# kopfhörer gehen nicht



## crah (26. Mai 2009)

*kopfhörer gehen nicht*

hey,

wenn ich kopfhörer in meinen laptop stecke denn kommt nicht also er spielt weiterhin über die boxen ab.
über die kopfhörer kommt nix.
habe es per console mit den alsa mixer versucht aber es hat nicht geklappt.
woran könnte das liegen?

mfg crah


----------



## Bauer87 (26. Mai 2009)

WAS VERLANGT WIRD →
Gib aus dem Forenbeitrag über die Kopfhörer die Stelle von „# kopfhörer gehen“ bis „hat nicht geklappt.“ wortgetreu wieder. Die Auflistung ist eigenständiges Material und gehört nicht zum Forenbeitrag.

ERFASSTE DATEN →
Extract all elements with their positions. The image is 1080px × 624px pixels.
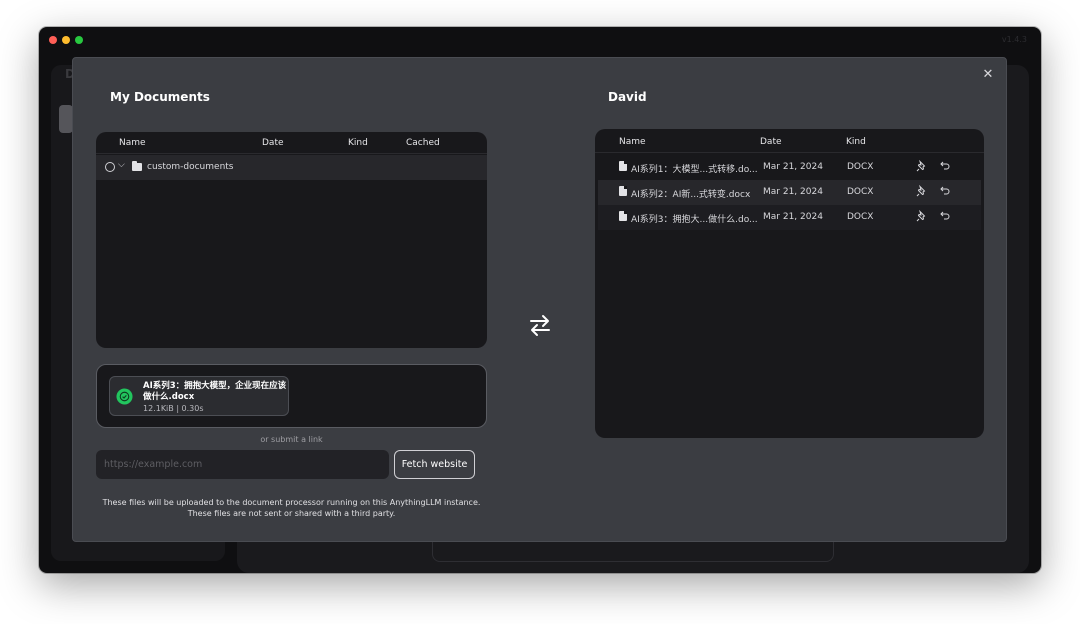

VOLLSTÄNDIGE ANTWORT →
# kopfhörer gehen nicht



## crah (26. Mai 2009)

*kopfhörer gehen nicht*

hey,

wenn ich kopfhörer in meinen laptop stecke denn kommt nicht also er spielt weiterhin über die boxen ab.
über die kopfhörer kommt nix.
habe es per console mit den alsa mixer versucht aber es hat nicht geklappt.